**練習課題 A:** レビューワークフローの解説から、「技術的ポイント、工夫点 : ワークフローの分割と呼び出しの設定」から「env: ...... jobs: ......」まで(両端を含む)をそのまま書き出してください。
**練習課題 B:**
レビューワークフローの解説をもとに、次の問いに答えてください。
(i) ワークフローの呼び出しに使うキーワードは何ですか。
(ii) ワークフローを再利用できるようにするには、on の値に何を含める必要がありますか。
(iii) 開発者へのヒアリングで、レビューを依頼する際にどんな観点で違いがあると分かりましたか。
**練習課題 C:** レビューワークフローの解説の続きを、最後の文の後から書いてください。

**提示文:**
■ ■ ■ ■

技術的ポイント、工夫点 : ワークフローの分割と呼び出しの設定
上述のyamlファイル分割において、呼び出しワークフローを下記のように記載しました。 ワークフローの呼び出しには、uses キーワードを使用します。コード11行目で中央管理レポジトリのreview.yamlで定義されたレビューワークフローを呼び出しています。(ワークフローの参照構文は、{owner}/{repo}/.github/workflows/{filename}@{ref}です。)
name: auto review on: workflow_dispatch: pull_request: branches: - main types: [opened, synchronize, reopened] jobs: review_action: uses: {owner}/{repo}/.github/workflows/{filename}@{ref} #再利用するLLMレビューのワークフロー
また、レビューワークフローは以下のように記載しました。ワークフローを再利用可能にするには、 on の値に workflow_call を含める必要があるため、2, 3行目で、ワークフローから呼び出された際にこのワークフローが走る、という設定を行っています。jobs: 以下で具体的なコードレビューのワークフローを記載します。
name: review on: workflow_call: ...... env: ...... jobs: ......
2. 様々なレビューレベルを想定し、開発者が選択できるレビューの詳細設定可能に
コードレビューの大きな目的の1つにコードの品質や保守性の向上がありますが、どの程度の向上を求めるかは開発者によって異なり、したがって開発者が求めるレビューのレベルは多種多様です。具体的に求めるレベル感は、メインブランチへのマージ前の厳格なものから、軽いリファクタリングレベルのものまであります。以上を踏まえ、コードレビューを開発者に便利なものにするために、開発者がレビューのレベルを設定できることが有効と考えました。 開発者へのヒアリングの結果、レビューを依頼する際は、何を、どうレビューさせるかといった観点で違いがあることが分かりました。 そこで本ケースでは、 ファイルの何をレビューさせるのか (変更したファイルの変更前との差分のみか、未変更箇所も含めたコード全体か) レビューの際に何を考慮させるのか (他にも変更があったファイルの内容を考慮するのか否か) の2つを選べるような機能を実装しました。また、開発者側で他に指示がある場合は記入いただき、プロンプトに反映できるようにしました。
技術的ポイント、工夫点
1. ワークフロー構文と環境変数$GITHUB_ENVを活用した入力変数の保存
上述のレビュー観点をユーザーが選択できる機能を以下のように追加しました。 まず、呼び出しワークフローにて、job_idwith構文を用いて入力値が渡されます。 with : 以下でユーザーの他の指示と、レビュー項目(コードの差分なのか全体なのか)、レビューの際の複数ファイルの考慮の有無を入力値として設定します。
jobs: action: uses: {owner}/{repo}/.github/workflows/{filename}@{ref} #再利用するLLMレビューのワークフロー with: user_prompt: '' # ユーザーから何か他の指示はあるか review_scope: "diff" # コードの差分のみをレビューするのか、全体をレビューするのか review_multifiles: "false" # 複数ファイルを考慮させるか
次に、入力の名前と種類がレビューワークフローの workflow-reuse-eventsで定義されます。 呼び出しワークフローで設定した入力値は、レビューワークフローのworkflow_call: の下のinputsコンテキストを使って以下のように参照されます。

■ ■ ■ ■

**抽出データ:**

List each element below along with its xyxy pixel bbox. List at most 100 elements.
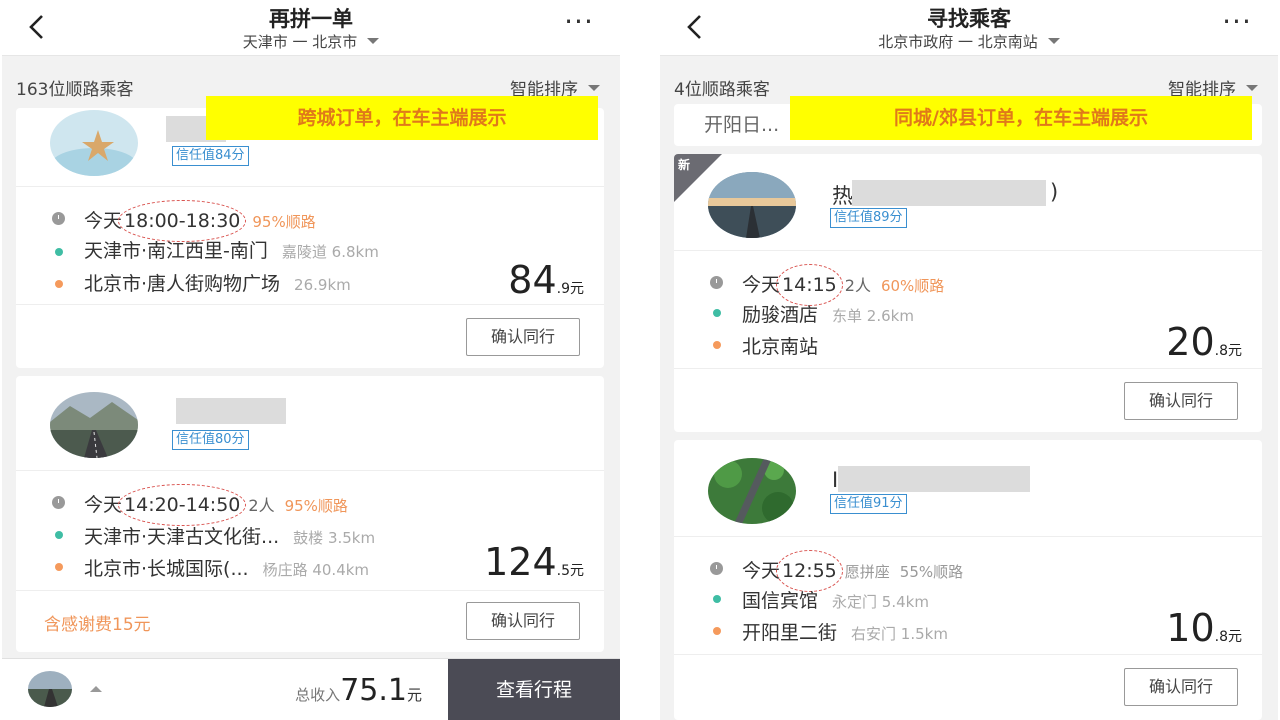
avatar — [50, 392, 138, 458]
income-value: 75.1 — [340, 673, 407, 708]
day-label: 今天 — [742, 560, 781, 582]
day-label: 今天 — [84, 494, 123, 516]
confirm-ride-button[interactable]: 确认同行 — [1124, 382, 1238, 420]
more-options-icon[interactable]: ··· — [1220, 8, 1254, 40]
trip-time-row: 今天 12:55 愿拼座 55%顺路 — [742, 550, 963, 592]
confirm-ride-button[interactable]: 确认同行 — [1124, 668, 1238, 706]
destination-label: 北京市·长城国际(... — [84, 558, 249, 580]
route-selector[interactable]: 天津市 一 北京市 — [2, 31, 620, 52]
origin-label: 天津市·天津古文化街... — [84, 526, 280, 548]
trust-score-badge: 信任值91分 — [830, 494, 907, 514]
route-selector[interactable]: 北京市政府 一 北京南站 — [660, 31, 1278, 52]
fare-price: 124.5元 — [484, 540, 584, 584]
fare-price: 20.8元 — [1166, 320, 1242, 364]
destination-label: 北京市·唐人街购物广场 — [84, 273, 281, 295]
origin-dot-icon — [713, 595, 721, 603]
passenger-name-redacted — [176, 398, 286, 424]
destination-dot-icon — [713, 341, 721, 349]
annotation-banner: 同城/郊县订单，在车主端展示 — [790, 96, 1252, 140]
origin-row: 天津市·天津古文化街... 鼓楼 3.5km — [84, 522, 375, 549]
confirm-ride-button[interactable]: 确认同行 — [466, 318, 580, 356]
nav-bar: 寻找乘客 北京市政府 一 北京南站 ··· — [660, 0, 1278, 56]
clock-icon — [710, 562, 723, 575]
income-label: 总收入 — [295, 686, 341, 704]
destination-row: 开阳里二街 右安门 1.5km — [742, 618, 948, 645]
match-percent: 95%顺路 — [284, 497, 348, 515]
clock-icon — [710, 276, 723, 289]
route-label: 天津市 一 北京市 — [242, 33, 358, 51]
departure-time: 18:00-18:30 — [118, 200, 247, 242]
passenger-card[interactable]: 新 热 ) 信任值89分 今天 14:15 2人 60%顺路 励骏酒店 东单 2.6km… — [674, 154, 1262, 432]
bottom-bar: 总收入75.1元 查看行程 — [2, 658, 620, 720]
destination-row: 北京南站 — [742, 332, 818, 359]
passenger-name-redacted — [838, 466, 1030, 492]
origin-detail: 鼓楼 3.5km — [293, 529, 376, 547]
page-title: 再拼一单 — [269, 7, 353, 31]
confirm-ride-button[interactable]: 确认同行 — [466, 602, 580, 640]
origin-detail: 永定门 5.4km — [832, 593, 929, 611]
origin-row: 励骏酒店 东单 2.6km — [742, 300, 914, 327]
trip-time-row: 今天 14:15 2人 60%顺路 — [742, 264, 945, 306]
clock-icon — [52, 212, 65, 225]
departure-time: 14:20-14:50 — [118, 484, 247, 526]
share-seat-note: 愿拼座 — [844, 563, 890, 581]
more-options-icon[interactable]: ··· — [562, 8, 596, 40]
destination-detail: 右安门 1.5km — [851, 625, 948, 643]
thank-you-fee-note: 含感谢费15元 — [44, 615, 151, 635]
chevron-down-icon — [1246, 85, 1258, 91]
view-trip-button[interactable]: 查看行程 — [448, 659, 620, 720]
fare-price: 10.8元 — [1166, 606, 1242, 650]
total-income: 总收入75.1元 — [295, 673, 422, 708]
origin-detail: 东单 2.6km — [832, 307, 914, 325]
clock-icon — [52, 496, 65, 509]
passenger-card[interactable]: 信任值80分 今天 14:20-14:50 2人 95%顺路 天津市·天津古文化街..… — [16, 376, 604, 652]
passenger-name-tail: ) — [1050, 180, 1059, 204]
destination-detail: 杨庄路 40.4km — [262, 561, 370, 579]
destination-label: 开阳里二街 — [742, 622, 838, 644]
passenger-count: 163位顺路乘客 — [16, 80, 134, 100]
route-label: 北京市政府 一 北京南站 — [878, 33, 1038, 51]
left-screen: 163位顺路乘客 智能排序 信任值84分 今天 18:00-18:30 95%顺路 … — [2, 0, 620, 720]
destination-row: 北京市·唐人街购物广场 26.9km — [84, 269, 351, 296]
destination-dot-icon — [55, 563, 63, 571]
destination-detail: 26.9km — [294, 276, 351, 294]
destination-row: 北京市·长城国际(... 杨庄路 40.4km — [84, 554, 369, 581]
income-unit: 元 — [406, 686, 422, 704]
trust-score-badge: 信任值84分 — [172, 146, 249, 166]
match-percent: 95%顺路 — [252, 213, 316, 231]
origin-detail: 嘉陵道 6.8km — [281, 243, 379, 261]
departure-time: 14:15 — [776, 264, 843, 306]
origin-row: 国信宾馆 永定门 5.4km — [742, 586, 929, 613]
avatar — [50, 110, 138, 176]
origin-dot-icon — [55, 248, 63, 256]
avatar — [708, 458, 796, 524]
trip-time-row: 今天 18:00-18:30 95%顺路 — [84, 200, 316, 242]
passenger-num: 2人 — [248, 496, 275, 515]
chevron-down-icon — [1047, 37, 1060, 44]
departure-time: 12:55 — [776, 550, 843, 592]
nav-bar: 再拼一单 天津市 一 北京市 ··· — [2, 0, 620, 56]
day-label: 今天 — [84, 210, 123, 232]
origin-label: 励骏酒店 — [742, 304, 819, 326]
passenger-name-redacted — [852, 180, 1046, 206]
destination-dot-icon — [713, 627, 721, 635]
fare-price: 84.9元 — [508, 258, 584, 302]
avatar[interactable] — [28, 671, 72, 707]
chevron-down-icon — [588, 85, 600, 91]
origin-dot-icon — [713, 309, 721, 317]
chevron-up-icon[interactable] — [90, 686, 102, 692]
trip-time-row: 今天 14:20-14:50 2人 95%顺路 — [84, 484, 348, 526]
origin-row: 天津市·南江西里-南门 嘉陵道 6.8km — [84, 236, 379, 263]
passenger-name-initial: 热 — [832, 184, 853, 208]
page-title: 寻找乘客 — [927, 7, 1011, 31]
passenger-card[interactable]: I 信任值91分 今天 12:55 愿拼座 55%顺路 国信宾馆 永定门 5.4km 开… — [674, 440, 1262, 720]
passenger-card[interactable]: 信任值84分 今天 18:00-18:30 95%顺路 天津市·南江西里-南门 嘉陵道… — [16, 108, 604, 368]
match-percent: 60%顺路 — [880, 277, 945, 295]
day-label: 今天 — [742, 274, 781, 296]
peek-text: 开阳日... — [704, 114, 780, 136]
avatar — [708, 172, 796, 238]
origin-label: 国信宾馆 — [742, 590, 819, 612]
trust-score-badge: 信任值80分 — [172, 430, 249, 450]
annotation-banner: 跨城订单，在车主端展示 — [206, 96, 598, 140]
origin-dot-icon — [55, 531, 63, 539]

■ ■ ■ ■

**解答欄 A:**
技術的ポイント、工夫点 : ワークフローの分割と呼び出しの設定
上述のyamlファイル分割において、呼び出しワークフローを下記のように記載しました。 ワークフローの呼び出しには、uses キーワードを使用します。コード11行目で中央管理レポジトリのreview.yamlで定義されたレビューワークフローを呼び出しています。(ワークフローの参照構文は、{owner}/{repo}/.github/workflows/{filename}@{ref}です。)
name: auto review on: workflow_dispatch: pull_request: branches: - main types: [opened, synchronize, reopened] jobs: review_action: uses: {owner}/{repo}/.github/workflows/{filename}@{ref} #再利用するLLMレビューのワークフロー
また、レビューワークフローは以下のように記載しました。ワークフローを再利用可能にするには、 on の値に workflow_call を含める必要があるため、2, 3行目で、ワークフローから呼び出された際にこのワークフローが走る、という設定を行っています。jobs: 以下で具体的なコードレビューのワークフローを記載します。
name: review on: workflow_call: ...... env: ...... jobs: ......

**解答欄 B:**
(i) uses
(ii) workflow_call
(iii) 何を、どうレビューさせるかという観点

**解答欄 C:**
name: review on: workflow_call: inputs: user_prompt: required: false type: string description: 'For User Prompt' review_scope: required: false type: string default: "diff" description: 'For Review Content' review_multi_files: required: false type: boolean default: false description: 'Flag to determine if this execution is for multiple files review'
参照された入力値は、${{input.○○}}で呼び出すことができます。ワークフロー全体で入力値を使用するために、入力値を環境変数$GITHUB_ENV 変数に保存しました。
echo "REVIEW_SCOPE=${{ inputs.review_scope }}" >> $GITHUB_ENV echo "REVIEW_MULTI_FILES=${{ inputs.review_multi_files }}" >> $GITHUB_ENV
$GITHUB_ENVで保存された環境変数は、pythonコード部分では以下のように呼び出せます。 review_scope = os.getenv('REVIEW_SCOPE') review_multi_files = os.getenv('REVIEW_MULTI_FILES')
2. コードの内容の読み込み、保存方法の工夫
下はコードの差分を読み取り保存する処理です。コード全体を読み取る場合は7行目がcontent=$(cat "$decoded_file")になります。 このコードの工夫点は、以下の2点です。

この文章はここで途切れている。